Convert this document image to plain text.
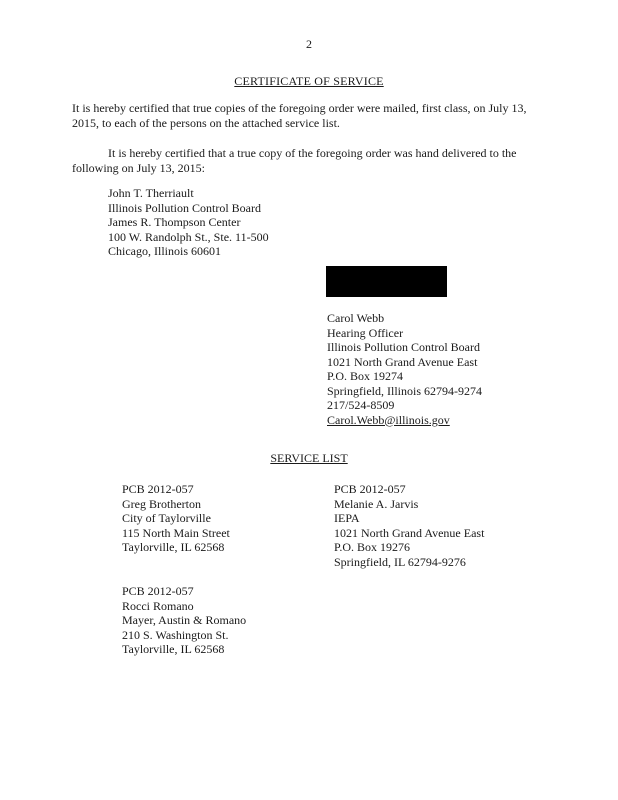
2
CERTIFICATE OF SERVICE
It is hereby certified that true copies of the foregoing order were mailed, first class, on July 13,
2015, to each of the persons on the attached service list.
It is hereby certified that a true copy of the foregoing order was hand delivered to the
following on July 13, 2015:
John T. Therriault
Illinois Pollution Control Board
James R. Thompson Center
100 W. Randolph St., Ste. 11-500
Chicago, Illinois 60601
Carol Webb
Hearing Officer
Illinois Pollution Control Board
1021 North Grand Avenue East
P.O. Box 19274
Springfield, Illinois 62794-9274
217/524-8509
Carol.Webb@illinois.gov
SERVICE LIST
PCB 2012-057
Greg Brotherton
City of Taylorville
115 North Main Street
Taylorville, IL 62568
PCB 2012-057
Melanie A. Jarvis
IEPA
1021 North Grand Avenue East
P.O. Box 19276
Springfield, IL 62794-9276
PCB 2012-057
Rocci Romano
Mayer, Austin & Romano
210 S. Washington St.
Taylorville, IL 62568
...
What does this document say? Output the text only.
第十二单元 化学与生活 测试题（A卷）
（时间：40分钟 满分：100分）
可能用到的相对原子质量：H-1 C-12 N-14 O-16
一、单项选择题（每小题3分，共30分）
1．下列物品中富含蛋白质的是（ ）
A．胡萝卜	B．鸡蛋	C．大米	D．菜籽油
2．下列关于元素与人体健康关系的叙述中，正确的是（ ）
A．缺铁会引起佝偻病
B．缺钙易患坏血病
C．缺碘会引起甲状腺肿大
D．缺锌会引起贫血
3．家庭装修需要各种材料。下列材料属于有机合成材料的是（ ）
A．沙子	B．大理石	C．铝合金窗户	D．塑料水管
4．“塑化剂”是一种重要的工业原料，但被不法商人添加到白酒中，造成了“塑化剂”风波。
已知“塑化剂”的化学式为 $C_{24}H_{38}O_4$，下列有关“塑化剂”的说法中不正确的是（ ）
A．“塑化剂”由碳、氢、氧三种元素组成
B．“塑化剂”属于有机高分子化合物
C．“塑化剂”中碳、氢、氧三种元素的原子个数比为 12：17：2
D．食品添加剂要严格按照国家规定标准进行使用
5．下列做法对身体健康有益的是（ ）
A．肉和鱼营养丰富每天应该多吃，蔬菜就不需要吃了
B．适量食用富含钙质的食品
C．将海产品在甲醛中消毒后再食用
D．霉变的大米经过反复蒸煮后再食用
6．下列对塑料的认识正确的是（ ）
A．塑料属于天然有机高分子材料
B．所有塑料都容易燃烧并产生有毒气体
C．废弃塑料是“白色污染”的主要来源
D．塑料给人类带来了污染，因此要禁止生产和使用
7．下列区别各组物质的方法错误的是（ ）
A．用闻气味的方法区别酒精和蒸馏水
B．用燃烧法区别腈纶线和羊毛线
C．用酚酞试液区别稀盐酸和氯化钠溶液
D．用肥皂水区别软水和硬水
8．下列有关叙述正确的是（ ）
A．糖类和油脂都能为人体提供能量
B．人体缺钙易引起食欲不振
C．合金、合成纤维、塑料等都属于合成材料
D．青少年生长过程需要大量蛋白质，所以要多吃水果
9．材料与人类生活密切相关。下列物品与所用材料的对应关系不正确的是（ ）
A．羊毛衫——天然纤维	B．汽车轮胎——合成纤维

- What the task asks:
Show every line in the entries where the string "合成纤维" occurs.

- Final result:
C．合金、合成纤维、塑料等都属于合成材料
A．羊毛衫——天然纤维	B．汽车轮胎——合成纤维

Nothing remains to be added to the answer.